_Excerpt_:
----

Lennart Anderson: Jupiter and Antiope

September 7 - October 5, 2024

Artist Page

steven harvey fine art projects presents Jupiter and Antiope, an exhibition of Lennart Anderson’s interpretations of Greek myth.

Lennart Anderson (1928-2015) was described by the New York Times as one of the most “prominent and admired painters to translate figurative art into a modern idiom.” Born in Detroit, Michigan, Anderson studied at the Art Institute of Chicago, Cranbrook Academy and briefly with Edwin Dickinson at the Art Students League. He taught art at Columbia, Princeton and Yale, and was a distinguished professor at Brooklyn College from 1974 to 2004.

A student of art history, Anderson embodies the exquisitely described values in observational painting, citing the influence of figures such as Piero della Francesca, Diego Velasquez, Edgar Degas and Claude Poussin. The motif at the center of this exhibition reveals these influences; the image of Jupiter (Zeus) and Antiope is a well-used subject, a tradition which Anderson both emulates and complicates in his re-workings of the scene. In historical depictions of the pairing, Antiope lounges asleep across the foreground, nude or draped in revealing swathes of fabric while Jupiter is a lurking, animalistic presence peering around trees or poised over the unconscious woman. Anderson’s interpretation, however, places Jupiter lying in repose opposite of Antiope in the frame. He is some distance away, his steady gaze hinting at the potential for violence but not yet enacting it.

Anderson has said that he paints “how things fall together and separate out.” The figures in this staging are simultaneously drawn together and held apart, a dynamic tension that invokes the relationship between painter and model with Jupiter as stand-in for the artist and Antiope as his subject. This series of paintings and drawings references not only the history of a particular motif, but also the history of the figure model and female nude in European painting.

Lennart Anderson is the recipient of the Prix de Rome, Guggenheim Fellowship, and grants from the National Endowment for the Arts. His work is in the permanent collections of the Brooklyn Museum, the Cleveland Museum of Art, the Smithsonian’s Hirschorn Museum and Sculpture Garden, Museum of Fine Arts, the Whitney, Fralin Art Museum, Palmer Museum of Art and the Delaware Art Museum. This is Anderson’s first solo exhibition at SHFAP.

----

[Document layout analysis data]
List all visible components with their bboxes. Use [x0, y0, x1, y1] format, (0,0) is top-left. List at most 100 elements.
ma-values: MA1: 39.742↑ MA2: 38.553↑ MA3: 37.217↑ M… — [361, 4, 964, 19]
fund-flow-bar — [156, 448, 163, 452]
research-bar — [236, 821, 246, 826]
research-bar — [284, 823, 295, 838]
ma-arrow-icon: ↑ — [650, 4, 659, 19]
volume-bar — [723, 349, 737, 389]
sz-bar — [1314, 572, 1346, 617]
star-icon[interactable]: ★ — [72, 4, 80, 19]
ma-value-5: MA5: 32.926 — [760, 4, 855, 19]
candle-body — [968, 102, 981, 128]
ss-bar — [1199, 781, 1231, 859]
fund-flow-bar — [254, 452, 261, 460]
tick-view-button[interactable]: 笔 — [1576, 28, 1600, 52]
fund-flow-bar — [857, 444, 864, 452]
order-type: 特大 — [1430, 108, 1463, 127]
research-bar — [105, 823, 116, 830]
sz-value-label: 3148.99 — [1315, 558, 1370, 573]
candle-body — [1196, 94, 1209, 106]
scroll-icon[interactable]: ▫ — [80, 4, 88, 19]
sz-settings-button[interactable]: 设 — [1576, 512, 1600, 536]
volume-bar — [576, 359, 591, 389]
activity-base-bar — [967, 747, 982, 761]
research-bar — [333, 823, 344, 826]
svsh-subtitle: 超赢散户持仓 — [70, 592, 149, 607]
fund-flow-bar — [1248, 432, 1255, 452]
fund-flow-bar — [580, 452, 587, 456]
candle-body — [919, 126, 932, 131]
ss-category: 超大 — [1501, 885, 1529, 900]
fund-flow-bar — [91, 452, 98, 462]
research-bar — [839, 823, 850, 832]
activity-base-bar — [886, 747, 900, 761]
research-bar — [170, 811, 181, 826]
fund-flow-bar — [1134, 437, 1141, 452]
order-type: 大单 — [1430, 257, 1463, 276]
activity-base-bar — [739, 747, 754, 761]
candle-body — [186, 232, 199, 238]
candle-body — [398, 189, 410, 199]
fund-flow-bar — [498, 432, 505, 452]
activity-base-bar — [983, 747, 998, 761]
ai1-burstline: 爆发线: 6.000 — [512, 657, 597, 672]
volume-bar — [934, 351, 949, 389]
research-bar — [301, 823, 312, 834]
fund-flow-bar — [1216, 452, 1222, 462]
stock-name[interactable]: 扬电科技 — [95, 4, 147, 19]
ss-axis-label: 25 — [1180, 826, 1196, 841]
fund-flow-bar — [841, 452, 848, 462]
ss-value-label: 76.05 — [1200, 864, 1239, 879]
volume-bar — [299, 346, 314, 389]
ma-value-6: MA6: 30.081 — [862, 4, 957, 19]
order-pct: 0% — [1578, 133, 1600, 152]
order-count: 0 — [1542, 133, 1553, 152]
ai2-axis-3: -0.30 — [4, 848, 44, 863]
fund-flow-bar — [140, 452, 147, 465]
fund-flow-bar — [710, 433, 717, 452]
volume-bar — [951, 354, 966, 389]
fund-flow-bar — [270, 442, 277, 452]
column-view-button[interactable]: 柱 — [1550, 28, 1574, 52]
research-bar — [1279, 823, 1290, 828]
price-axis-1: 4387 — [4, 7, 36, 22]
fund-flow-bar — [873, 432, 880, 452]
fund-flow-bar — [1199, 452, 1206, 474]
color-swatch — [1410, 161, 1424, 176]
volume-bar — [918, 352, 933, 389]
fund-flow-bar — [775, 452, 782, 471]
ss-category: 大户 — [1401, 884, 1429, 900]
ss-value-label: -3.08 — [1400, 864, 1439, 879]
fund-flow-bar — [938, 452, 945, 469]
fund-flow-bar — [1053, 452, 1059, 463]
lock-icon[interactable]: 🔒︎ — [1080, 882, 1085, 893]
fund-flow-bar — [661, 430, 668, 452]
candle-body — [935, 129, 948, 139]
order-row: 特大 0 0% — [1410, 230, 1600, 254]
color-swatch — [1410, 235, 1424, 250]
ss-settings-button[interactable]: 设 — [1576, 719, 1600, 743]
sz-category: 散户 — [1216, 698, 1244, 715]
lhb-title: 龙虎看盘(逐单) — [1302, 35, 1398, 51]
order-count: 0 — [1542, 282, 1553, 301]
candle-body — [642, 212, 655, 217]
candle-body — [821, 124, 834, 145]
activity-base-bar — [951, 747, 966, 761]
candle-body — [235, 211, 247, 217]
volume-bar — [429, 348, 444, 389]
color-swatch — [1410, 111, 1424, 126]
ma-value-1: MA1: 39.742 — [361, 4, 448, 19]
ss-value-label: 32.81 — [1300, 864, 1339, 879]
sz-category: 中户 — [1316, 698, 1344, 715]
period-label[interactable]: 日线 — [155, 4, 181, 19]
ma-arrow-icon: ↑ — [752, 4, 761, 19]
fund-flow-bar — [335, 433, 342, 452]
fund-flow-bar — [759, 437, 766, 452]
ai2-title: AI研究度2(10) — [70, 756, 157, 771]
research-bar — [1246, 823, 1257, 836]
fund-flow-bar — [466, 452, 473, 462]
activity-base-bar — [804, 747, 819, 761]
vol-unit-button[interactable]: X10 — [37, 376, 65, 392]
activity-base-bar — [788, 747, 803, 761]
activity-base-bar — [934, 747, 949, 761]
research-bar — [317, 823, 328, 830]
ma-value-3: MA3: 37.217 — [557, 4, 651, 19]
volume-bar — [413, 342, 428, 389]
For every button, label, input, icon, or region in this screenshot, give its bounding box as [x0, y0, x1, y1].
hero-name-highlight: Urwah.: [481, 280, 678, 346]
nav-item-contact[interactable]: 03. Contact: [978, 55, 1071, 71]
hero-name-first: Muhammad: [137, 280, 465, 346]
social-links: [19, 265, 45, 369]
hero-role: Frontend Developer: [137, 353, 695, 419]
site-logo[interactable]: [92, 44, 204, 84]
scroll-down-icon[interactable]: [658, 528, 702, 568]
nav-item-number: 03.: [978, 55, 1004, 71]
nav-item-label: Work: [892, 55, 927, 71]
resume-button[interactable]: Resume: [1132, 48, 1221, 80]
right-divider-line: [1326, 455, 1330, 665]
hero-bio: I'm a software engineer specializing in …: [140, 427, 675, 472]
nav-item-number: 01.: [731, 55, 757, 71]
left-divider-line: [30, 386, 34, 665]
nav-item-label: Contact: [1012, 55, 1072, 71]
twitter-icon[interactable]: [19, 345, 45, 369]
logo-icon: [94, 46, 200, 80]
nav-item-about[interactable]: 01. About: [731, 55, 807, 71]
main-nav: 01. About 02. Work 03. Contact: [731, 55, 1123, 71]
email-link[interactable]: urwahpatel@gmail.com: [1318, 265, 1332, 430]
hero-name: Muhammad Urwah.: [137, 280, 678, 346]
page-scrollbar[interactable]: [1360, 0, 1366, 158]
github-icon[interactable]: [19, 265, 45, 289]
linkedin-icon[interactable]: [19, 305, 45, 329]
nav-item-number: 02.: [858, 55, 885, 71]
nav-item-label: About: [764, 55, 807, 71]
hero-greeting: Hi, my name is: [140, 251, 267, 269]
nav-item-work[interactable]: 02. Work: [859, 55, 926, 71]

----

_Task description_: According to the exhibition text, at which college was Lennart Anderson a distinguished professor, and during which years? The entries are independent material and have no connection to the exhibition text.

_Solution_: Brooklyn College, from 1974 to 2004.